▶ Problem to solve: Each line that follows is to be retyped exactly.

▶ Data section:
● ● ●

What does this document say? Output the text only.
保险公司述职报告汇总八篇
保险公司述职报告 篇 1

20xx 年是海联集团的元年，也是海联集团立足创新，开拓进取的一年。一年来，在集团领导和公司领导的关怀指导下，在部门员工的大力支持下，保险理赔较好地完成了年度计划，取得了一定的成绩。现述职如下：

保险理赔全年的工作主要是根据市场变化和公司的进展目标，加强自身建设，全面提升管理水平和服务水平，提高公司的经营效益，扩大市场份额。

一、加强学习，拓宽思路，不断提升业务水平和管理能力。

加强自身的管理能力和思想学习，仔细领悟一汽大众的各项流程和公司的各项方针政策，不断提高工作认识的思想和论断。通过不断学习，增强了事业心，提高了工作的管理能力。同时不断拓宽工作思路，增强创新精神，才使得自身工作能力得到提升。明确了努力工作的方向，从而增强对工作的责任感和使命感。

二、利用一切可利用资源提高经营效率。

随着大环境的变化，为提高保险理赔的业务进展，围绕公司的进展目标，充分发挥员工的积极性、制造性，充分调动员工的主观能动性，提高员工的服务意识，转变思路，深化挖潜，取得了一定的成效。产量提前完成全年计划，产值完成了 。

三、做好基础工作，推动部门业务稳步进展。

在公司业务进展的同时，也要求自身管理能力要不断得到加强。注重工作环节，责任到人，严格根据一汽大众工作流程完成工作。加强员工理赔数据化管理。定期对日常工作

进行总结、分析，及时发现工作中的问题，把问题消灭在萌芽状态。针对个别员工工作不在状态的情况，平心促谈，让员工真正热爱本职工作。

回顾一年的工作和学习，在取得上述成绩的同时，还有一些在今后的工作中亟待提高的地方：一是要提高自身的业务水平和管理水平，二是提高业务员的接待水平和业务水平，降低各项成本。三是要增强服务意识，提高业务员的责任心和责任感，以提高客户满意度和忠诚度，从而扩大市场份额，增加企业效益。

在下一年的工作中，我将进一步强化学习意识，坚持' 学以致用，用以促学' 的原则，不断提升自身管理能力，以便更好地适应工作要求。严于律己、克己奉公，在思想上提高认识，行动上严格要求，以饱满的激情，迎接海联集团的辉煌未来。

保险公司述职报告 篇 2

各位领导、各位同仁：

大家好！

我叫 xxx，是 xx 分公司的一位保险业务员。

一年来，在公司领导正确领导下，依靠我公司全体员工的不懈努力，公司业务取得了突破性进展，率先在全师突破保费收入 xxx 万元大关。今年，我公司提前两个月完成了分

● ● ●

▶ Result below:
What does this document say? Output the text only.
保险公司述职报告汇总八篇
保险公司述职报告 篇 1

20xx 年是海联集团的元年，也是海联集团立足创新，开拓进取的一年。一年来，在集团领导和公司领导的关怀指导下，在部门员工的大力支持下，保险理赔较好地完成了年度计划，取得了一定的成绩。现述职如下：

保险理赔全年的工作主要是根据市场变化和公司的进展目标，加强自身建设，全面提升管理水平和服务水平，提高公司的经营效益，扩大市场份额。

一、加强学习，拓宽思路，不断提升业务水平和管理能力。

加强自身的管理能力和思想学习，仔细领悟一汽大众的各项流程和公司的各项方针政策，不断提高工作认识的思想和论断。通过不断学习，增强了事业心，提高了工作的管理能力。同时不断拓宽工作思路，增强创新精神，才使得自身工作能力得到提升。明确了努力工作的方向，从而增强对工作的责任感和使命感。

二、利用一切可利用资源提高经营效率。

随着大环境的变化，为提高保险理赔的业务进展，围绕公司的进展目标，充分发挥员工的积极性、制造性，充分调动员工的主观能动性，提高员工的服务意识，转变思路，深化挖潜，取得了一定的成效。产量提前完成全年计划，产值完成了 。

三、做好基础工作，推动部门业务稳步进展。

在公司业务进展的同时，也要求自身管理能力要不断得到加强。注重工作环节，责任到人，严格根据一汽大众工作流程完成工作。加强员工理赔数据化管理。定期对日常工作

进行总结、分析，及时发现工作中的问题，把问题消灭在萌芽状态。针对个别员工工作不在状态的情况，平心促谈，让员工真正热爱本职工作。

回顾一年的工作和学习，在取得上述成绩的同时，还有一些在今后的工作中亟待提高的地方：一是要提高自身的业务水平和管理水平，二是提高业务员的接待水平和业务水平，降低各项成本。三是要增强服务意识，提高业务员的责任心和责任感，以提高客户满意度和忠诚度，从而扩大市场份额，增加企业效益。

在下一年的工作中，我将进一步强化学习意识，坚持' 学以致用，用以促学' 的原则，不断提升自身管理能力，以便更好地适应工作要求。严于律己、克己奉公，在思想上提高认识，行动上严格要求，以饱满的激情，迎接海联集团的辉煌未来。

保险公司述职报告 篇 2

各位领导、各位同仁：

大家好！

我叫 xxx，是 xx 分公司的一位保险业务员。

一年来，在公司领导正确领导下，依靠我公司全体员工的不懈努力，公司业务取得了突破性进展，率先在全师突破保费收入 xxx 万元大关。今年，我公司提前两个月完成了分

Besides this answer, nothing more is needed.